* [Stated task]: Quote the listing below in its entirety.

>>

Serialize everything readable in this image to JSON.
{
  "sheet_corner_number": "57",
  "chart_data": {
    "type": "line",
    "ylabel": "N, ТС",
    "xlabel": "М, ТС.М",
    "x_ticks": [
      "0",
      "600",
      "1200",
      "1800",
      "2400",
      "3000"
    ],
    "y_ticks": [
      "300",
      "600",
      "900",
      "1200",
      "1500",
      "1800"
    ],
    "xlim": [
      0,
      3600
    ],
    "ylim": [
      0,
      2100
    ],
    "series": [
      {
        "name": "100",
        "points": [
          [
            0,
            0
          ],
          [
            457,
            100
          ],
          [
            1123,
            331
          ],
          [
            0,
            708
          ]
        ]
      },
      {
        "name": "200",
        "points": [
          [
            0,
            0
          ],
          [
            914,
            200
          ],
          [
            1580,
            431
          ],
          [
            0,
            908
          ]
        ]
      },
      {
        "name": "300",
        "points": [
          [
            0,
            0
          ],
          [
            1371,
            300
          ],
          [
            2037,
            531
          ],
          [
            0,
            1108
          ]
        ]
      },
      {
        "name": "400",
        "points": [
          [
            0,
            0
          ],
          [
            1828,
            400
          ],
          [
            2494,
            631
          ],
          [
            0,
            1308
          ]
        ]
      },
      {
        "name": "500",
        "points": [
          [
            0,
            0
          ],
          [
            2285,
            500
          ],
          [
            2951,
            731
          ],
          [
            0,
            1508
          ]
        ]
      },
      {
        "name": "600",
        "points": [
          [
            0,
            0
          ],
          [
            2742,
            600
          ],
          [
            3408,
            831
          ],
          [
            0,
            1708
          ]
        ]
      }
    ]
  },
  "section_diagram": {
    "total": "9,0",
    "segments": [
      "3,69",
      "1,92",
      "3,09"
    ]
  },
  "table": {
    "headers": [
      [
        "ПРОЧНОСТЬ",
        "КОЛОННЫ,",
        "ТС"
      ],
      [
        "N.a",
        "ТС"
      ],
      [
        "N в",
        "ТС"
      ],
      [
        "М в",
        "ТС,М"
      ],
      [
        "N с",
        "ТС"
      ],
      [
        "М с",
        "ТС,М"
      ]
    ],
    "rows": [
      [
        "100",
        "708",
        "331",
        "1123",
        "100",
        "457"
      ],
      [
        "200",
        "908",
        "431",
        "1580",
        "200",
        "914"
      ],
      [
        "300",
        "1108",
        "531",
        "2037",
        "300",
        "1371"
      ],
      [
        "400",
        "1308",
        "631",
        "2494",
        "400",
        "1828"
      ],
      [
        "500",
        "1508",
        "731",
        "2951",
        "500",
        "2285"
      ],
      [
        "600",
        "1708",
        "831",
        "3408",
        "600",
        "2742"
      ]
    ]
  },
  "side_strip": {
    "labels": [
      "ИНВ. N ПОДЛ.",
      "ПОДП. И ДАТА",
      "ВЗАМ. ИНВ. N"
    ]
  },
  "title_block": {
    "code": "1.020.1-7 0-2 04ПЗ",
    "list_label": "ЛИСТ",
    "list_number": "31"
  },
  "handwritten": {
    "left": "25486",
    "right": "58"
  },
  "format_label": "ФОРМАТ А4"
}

<<

* [Problem solution]:
Serialize everything readable in this image to JSON.
{
  "sheet_corner_number": "57",
  "chart_data": {
    "type": "line",
    "ylabel": "N, ТС",
    "xlabel": "М, ТС.М",
    "x_ticks": [
      "0",
      "600",
      "1200",
      "1800",
      "2400",
      "3000"
    ],
    "y_ticks": [
      "300",
      "600",
      "900",
      "1200",
      "1500",
      "1800"
    ],
    "xlim": [
      0,
      3600
    ],
    "ylim": [
      0,
      2100
    ],
    "series": [
      {
        "name": "100",
        "points": [
          [
            0,
            0
          ],
          [
            457,
            100
          ],
          [
            1123,
            331
          ],
          [
            0,
            708
          ]
        ]
      },
      {
        "name": "200",
        "points": [
          [
            0,
            0
          ],
          [
            914,
            200
          ],
          [
            1580,
            431
          ],
          [
            0,
            908
          ]
        ]
      },
      {
        "name": "300",
        "points": [
          [
            0,
            0
          ],
          [
            1371,
            300
          ],
          [
            2037,
            531
          ],
          [
            0,
            1108
          ]
        ]
      },
      {
        "name": "400",
        "points": [
          [
            0,
            0
          ],
          [
            1828,
            400
          ],
          [
            2494,
            631
          ],
          [
            0,
            1308
          ]
        ]
      },
      {
        "name": "500",
        "points": [
          [
            0,
            0
          ],
          [
            2285,
            500
          ],
          [
            2951,
            731
          ],
          [
            0,
            1508
          ]
        ]
      },
      {
        "name": "600",
        "points": [
          [
            0,
            0
          ],
          [
            2742,
            600
          ],
          [
            3408,
            831
          ],
          [
            0,
            1708
          ]
        ]
      }
    ]
  },
  "section_diagram": {
    "total": "9,0",
    "segments": [
      "3,69",
      "1,92",
      "3,09"
    ]
  },
  "table": {
    "headers": [
      [
        "ПРОЧНОСТЬ",
        "КОЛОННЫ,",
        "ТС"
      ],
      [
        "N.a",
        "ТС"
      ],
      [
        "N в",
        "ТС"
      ],
      [
        "М в",
        "ТС,М"
      ],
      [
        "N с",
        "ТС"
      ],
      [
        "М с",
        "ТС,М"
      ]
    ],
    "rows": [
      [
        "100",
        "708",
        "331",
        "1123",
        "100",
        "457"
      ],
      [
        "200",
        "908",
        "431",
        "1580",
        "200",
        "914"
      ],
      [
        "300",
        "1108",
        "531",
        "2037",
        "300",
        "1371"
      ],
      [
        "400",
        "1308",
        "631",
        "2494",
        "400",
        "1828"
      ],
      [
        "500",
        "1508",
        "731",
        "2951",
        "500",
        "2285"
      ],
      [
        "600",
        "1708",
        "831",
        "3408",
        "600",
        "2742"
      ]
    ]
  },
  "side_strip": {
    "labels": [
      "ИНВ. N ПОДЛ.",
      "ПОДП. И ДАТА",
      "ВЗАМ. ИНВ. N"
    ]
  },
  "title_block": {
    "code": "1.020.1-7 0-2 04ПЗ",
    "list_label": "ЛИСТ",
    "list_number": "31"
  },
  "handwritten": {
    "left": "25486",
    "right": "58"
  },
  "format_label": "ФОРМАТ А4"
}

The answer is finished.